---------- ENTRIES SUPPLIED

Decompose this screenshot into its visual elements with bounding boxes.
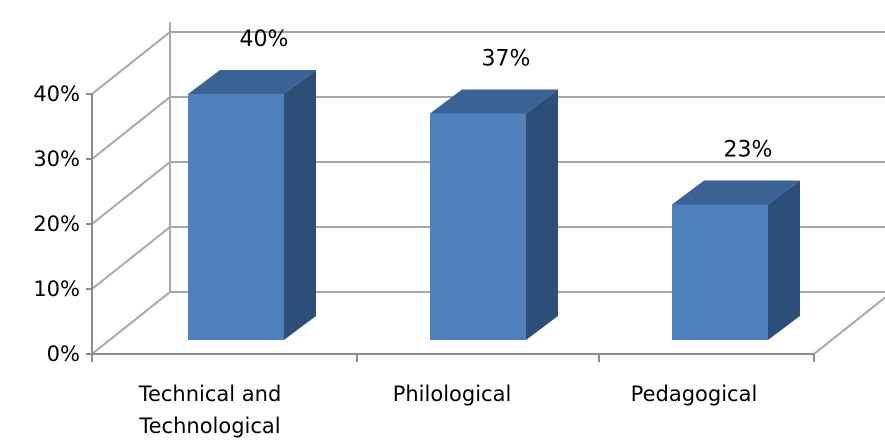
- bar-1: [430, 113, 526, 340]
- bar-side-2: [768, 180, 800, 340]
- gridline-side-20: [91, 161, 171, 225]
- data-label-2: 23%: [724, 138, 773, 163]
- floor-left-edge: [91, 291, 171, 355]
- x-category-label-1: Philological: [393, 382, 512, 406]
- bar-side-0: [284, 70, 316, 340]
- floor-right-edge: [813, 296, 885, 355]
- gridline-side-10: [91, 226, 171, 290]
- bar-top-2: [672, 180, 800, 205]
- y-tick-label-20: 20%: [33, 212, 80, 236]
- x-category-label-2: Pedagogical: [631, 382, 758, 406]
- y-tick-label-0: 0%: [47, 342, 80, 366]
- data-label-0: 40%: [240, 27, 289, 52]
- data-label-1: 37%: [482, 47, 531, 72]
- bar-2: [672, 204, 768, 340]
- bar-side-1: [526, 89, 558, 340]
- x-category-label-2-line-0: Pedagogical: [631, 382, 758, 406]
- y-tick-label-10: 10%: [33, 277, 80, 301]
- gridline-side-30: [91, 96, 171, 160]
- x-category-label-1-line-0: Philological: [393, 382, 512, 406]
- x-category-label-0-line-0: Technical and: [138, 382, 282, 406]
- bars: [188, 70, 800, 340]
- x-category-label-0-line-1: Technological: [138, 414, 280, 438]
- gridline-side-40: [91, 31, 171, 95]
- bar-0: [188, 94, 284, 340]
- y-tick-label-30: 30%: [33, 147, 80, 171]
- bar-top-1: [430, 89, 558, 114]
- axes: [86, 93, 815, 362]
- bar-top-0: [188, 70, 316, 94]
- labels: 0%10%20%30%40%40%37%23%Technical and Tech…: [33, 27, 772, 438]
- x-category-label-0: Technical and Technological: [138, 382, 282, 438]
- y-tick-label-40: 40%: [33, 82, 80, 106]
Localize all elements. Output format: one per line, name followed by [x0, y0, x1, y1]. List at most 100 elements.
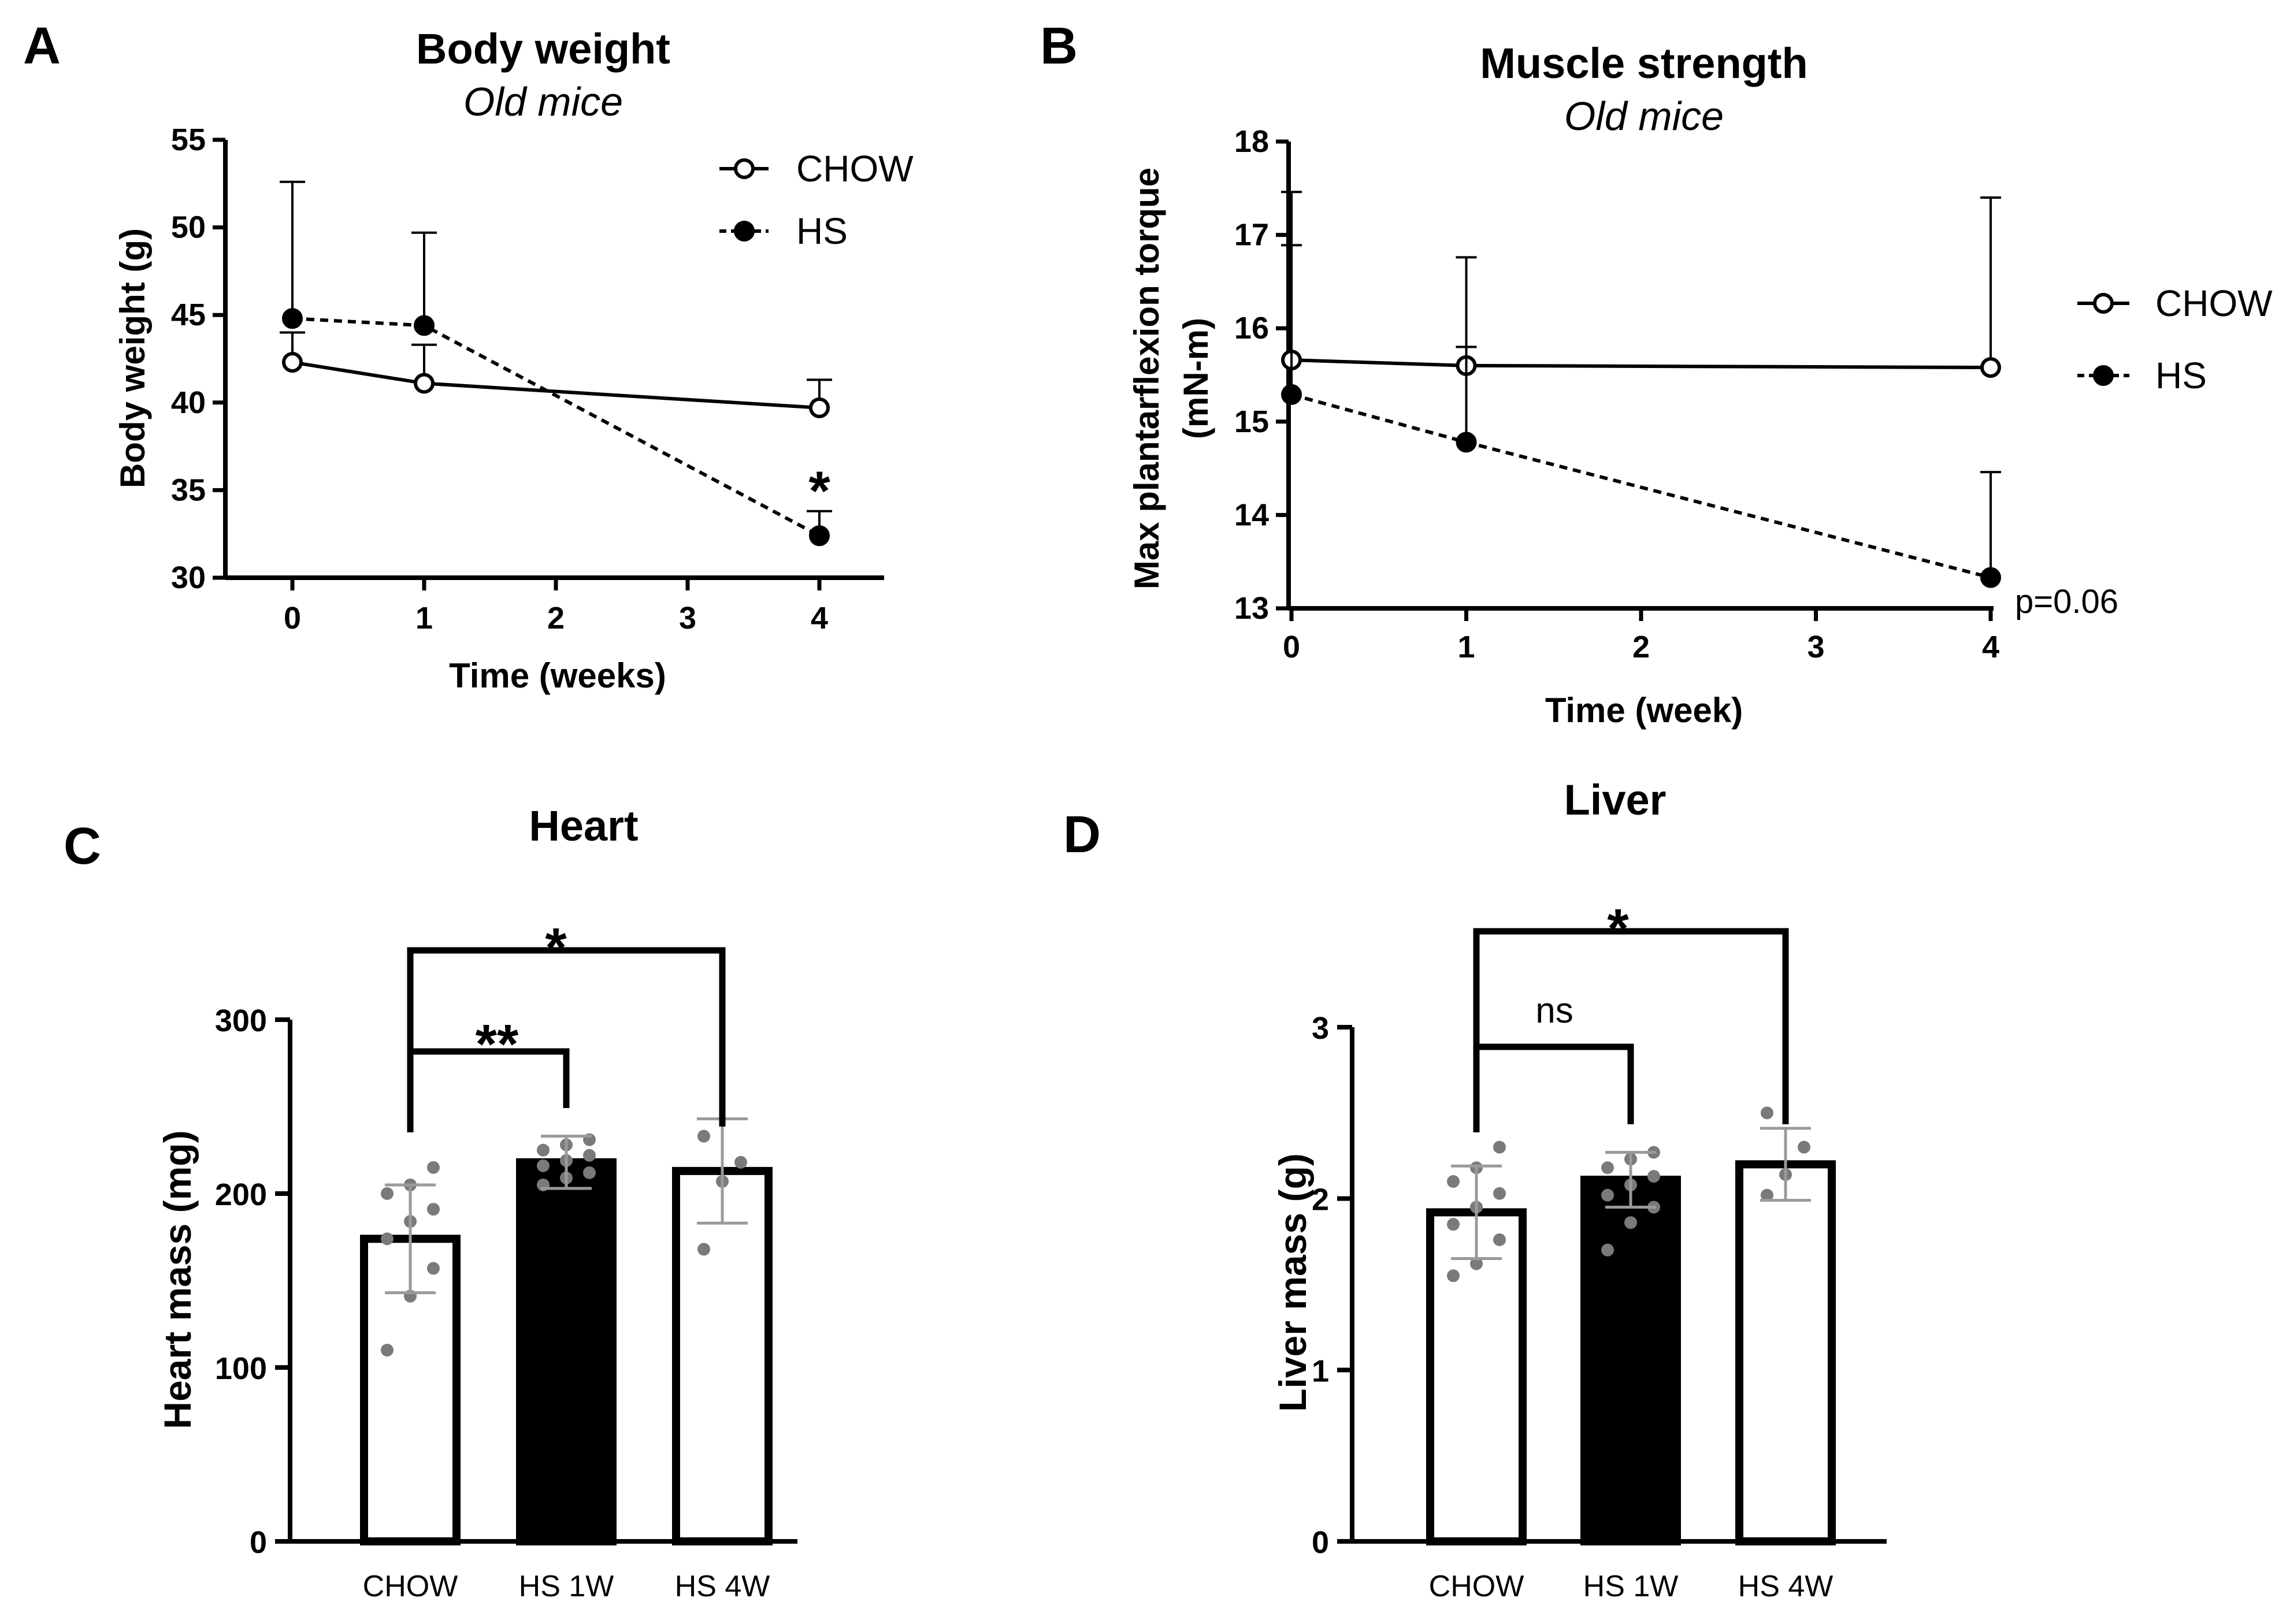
chart-d-data-point: [1624, 1216, 1637, 1229]
chart-b-point-hs: [1980, 567, 2001, 588]
chart-d-y-tick-label: 1: [1312, 1354, 1329, 1388]
chart-d-data-point: [1601, 1243, 1614, 1257]
chart-d-title: Liver: [1564, 776, 1667, 824]
chart-b-series-line-chow: [1291, 358, 1991, 370]
chart-c-data-point: [427, 1161, 440, 1174]
legend-b-label: HS: [2155, 355, 2207, 396]
chart-b-x-axis-title: Time (week): [1545, 691, 1743, 730]
chart-a-y-tick-label: 40: [171, 385, 206, 420]
chart-c-data-point: [427, 1203, 440, 1216]
chart-b-p-value: p=0.06: [2015, 583, 2118, 620]
panel-label-d: D: [1063, 806, 1101, 864]
panel-label-c: C: [64, 817, 101, 875]
chart-b-y-tick-label: 17: [1234, 218, 1269, 252]
chart-d-bar-hs-4w: [1735, 1160, 1836, 1546]
chart-d-data-point: [1470, 1257, 1483, 1270]
legend-b-marker: [2093, 365, 2114, 386]
chart-d-data-point: [1493, 1187, 1506, 1200]
chart-b-x-tick-label: 4: [1982, 630, 1999, 664]
chart-d-data-point: [1493, 1233, 1506, 1246]
chart-b-x-tick-label: 0: [1283, 630, 1300, 664]
chart-a-x-axis-title: Time (weeks): [449, 656, 666, 695]
chart-a-x-tick-label: 1: [415, 601, 433, 636]
chart-d-significance-label: ns: [1535, 991, 1573, 1031]
chart-d-x-tick-label: HS 1W: [1583, 1570, 1679, 1603]
chart-a-point-chow: [282, 352, 303, 373]
chart-c-data-point: [537, 1159, 550, 1172]
chart-c-y-tick-label: 100: [215, 1351, 267, 1386]
chart-c-bar-hs-1w: [516, 1158, 617, 1545]
chart-b-point-chow: [1980, 357, 2001, 378]
chart-d-significance-bracket: [1473, 928, 1789, 1132]
chart-c-data-point: [697, 1243, 710, 1256]
chart-a-point-hs: [414, 315, 435, 336]
chart-b-y-tick-label: 18: [1234, 124, 1269, 159]
chart-c-significance-label: **: [476, 1013, 519, 1075]
chart-c-y-tick-label: 0: [250, 1525, 267, 1560]
chart-d-data-point: [1761, 1188, 1773, 1202]
chart-d-y-tick-label: 3: [1312, 1011, 1329, 1046]
chart-a-point-chow: [809, 397, 830, 418]
chart-c-data-point: [583, 1166, 596, 1179]
chart-c-data-point: [381, 1343, 394, 1357]
chart-a-y-tick-label: 45: [171, 298, 206, 332]
chart-b-y-axis-title-unit: (mN-m): [1176, 318, 1215, 439]
chart-b-title: Muscle strength: [1480, 39, 1807, 87]
chart-a-x-tick-label: 4: [811, 601, 828, 636]
chart-a-point-hs: [809, 525, 830, 547]
chart-c-data-point: [381, 1232, 394, 1246]
panel-label-a: A: [23, 17, 61, 75]
legend-a-marker: [734, 158, 755, 179]
chart-b-x-tick-label: 1: [1457, 630, 1475, 664]
chart-b-y-axis-title: Max plantarflexion torque: [1127, 168, 1166, 589]
chart-a-y-tick-label: 55: [171, 122, 206, 157]
chart-c-significance-bracket: [407, 947, 726, 1132]
chart-d-y-tick-label: 2: [1312, 1183, 1329, 1217]
chart-a-y-tick-label: 50: [171, 210, 206, 245]
chart-b-y-tick-label: 16: [1234, 311, 1269, 345]
legend-a-label: HS: [796, 210, 848, 252]
chart-c-data-point: [734, 1155, 747, 1169]
chart-a-significance-star: *: [808, 460, 830, 522]
chart-d-data-point: [1447, 1218, 1460, 1231]
chart-b-subtitle: Old mice: [1564, 94, 1724, 139]
chart-d-data-point: [1798, 1140, 1810, 1154]
chart-d-x-tick-label: CHOW: [1429, 1570, 1524, 1603]
legend-a-label: CHOW: [796, 148, 914, 189]
chart-c-y-tick-label: 200: [215, 1177, 267, 1212]
chart-a-y-axis-title: Body weight (g): [113, 228, 152, 488]
chart-c-y-axis-title: Heart mass (mg): [156, 1130, 199, 1429]
chart-a-x-tick-label: 2: [547, 601, 565, 636]
chart-c-data-point: [697, 1129, 710, 1143]
chart-b-point-hs: [1456, 432, 1477, 453]
chart-c-data-point: [537, 1143, 550, 1157]
chart-b-y-tick-label: 13: [1234, 591, 1269, 626]
legend-b-marker: [2093, 293, 2114, 314]
chart-c-data-point: [583, 1149, 596, 1162]
chart-b-point-hs: [1281, 384, 1302, 405]
chart-d-data-point: [1447, 1175, 1460, 1188]
chart-c-x-tick-label: HS 4W: [675, 1570, 770, 1603]
legend-b-label: CHOW: [2155, 283, 2273, 324]
chart-d-significance-bracket: [1473, 1043, 1634, 1132]
chart-a-series-line-chow: [292, 361, 820, 410]
chart-d-significance-label: *: [1607, 898, 1629, 960]
chart-d-data-point: [1601, 1161, 1614, 1175]
chart-d-data-point: [1761, 1106, 1773, 1120]
chart-c-data-point: [427, 1262, 440, 1275]
chart-a-y-tick-label: 30: [171, 560, 206, 595]
chart-b-x-tick-label: 2: [1632, 630, 1650, 664]
chart-a-subtitle: Old mice: [463, 79, 623, 124]
chart-d-x-tick-label: HS 4W: [1738, 1570, 1834, 1603]
chart-a-point-chow: [414, 373, 435, 394]
chart-d-data-point: [1647, 1170, 1660, 1183]
chart-d-data-point: [1493, 1140, 1506, 1154]
chart-d-data-point: [1601, 1188, 1614, 1202]
chart-d-bar-hs-1w: [1580, 1176, 1681, 1545]
chart-b-y-tick-label: 14: [1234, 497, 1269, 532]
chart-a-point-hs: [282, 308, 303, 329]
chart-c-significance-label: *: [545, 917, 567, 979]
chart-c-x-tick-label: CHOW: [363, 1570, 458, 1603]
chart-a-title: Body weight: [416, 25, 670, 73]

--------------------

■ **YOUR OBJECTIVE**:
Switch "Liver" to "Kidney" in the entries between the lines holding "chart-d-data-point: [1624, 1216, 1637, 1229]" and "chart-a-point-chow: [282, 352, 303, 373]", inclusive, and give only those lines back with nothing else changed.

■ **SOLUTION**:
chart-d-data-point: [1624, 1216, 1637, 1229]
chart-b-point-hs: [1980, 567, 2001, 588]
chart-d-y-tick-label: 1: [1312, 1354, 1329, 1388]
chart-d-data-point: [1601, 1243, 1614, 1257]
chart-d-title: Kidney: [1564, 776, 1667, 824]
chart-b-series-line-chow: [1291, 358, 1991, 370]
chart-c-data-point: [427, 1161, 440, 1174]
legend-b-label: HS: [2155, 355, 2207, 396]
chart-b-x-axis-title: Time (week): [1545, 691, 1743, 730]
chart-a-y-tick-label: 40: [171, 385, 206, 420]
chart-c-data-point: [427, 1203, 440, 1216]
chart-b-p-value: p=0.06: [2015, 583, 2118, 620]
panel-label-d: D: [1063, 806, 1101, 864]
panel-label-c: C: [64, 817, 101, 875]
chart-b-y-tick-label: 17: [1234, 218, 1269, 252]
chart-d-bar-hs-4w: [1735, 1160, 1836, 1546]
chart-d-data-point: [1470, 1257, 1483, 1270]
legend-b-marker: [2093, 365, 2114, 386]
chart-d-data-point: [1493, 1187, 1506, 1200]
chart-b-x-tick-label: 4: [1982, 630, 1999, 664]
chart-d-data-point: [1493, 1233, 1506, 1246]
chart-b-x-tick-label: 0: [1283, 630, 1300, 664]
chart-a-x-axis-title: Time (weeks): [449, 656, 666, 695]
chart-a-x-tick-label: 1: [415, 601, 433, 636]
chart-d-significance-label: ns: [1535, 991, 1573, 1031]
chart-d-x-tick-label: HS 1W: [1583, 1570, 1679, 1603]
chart-a-point-chow: [282, 352, 303, 373]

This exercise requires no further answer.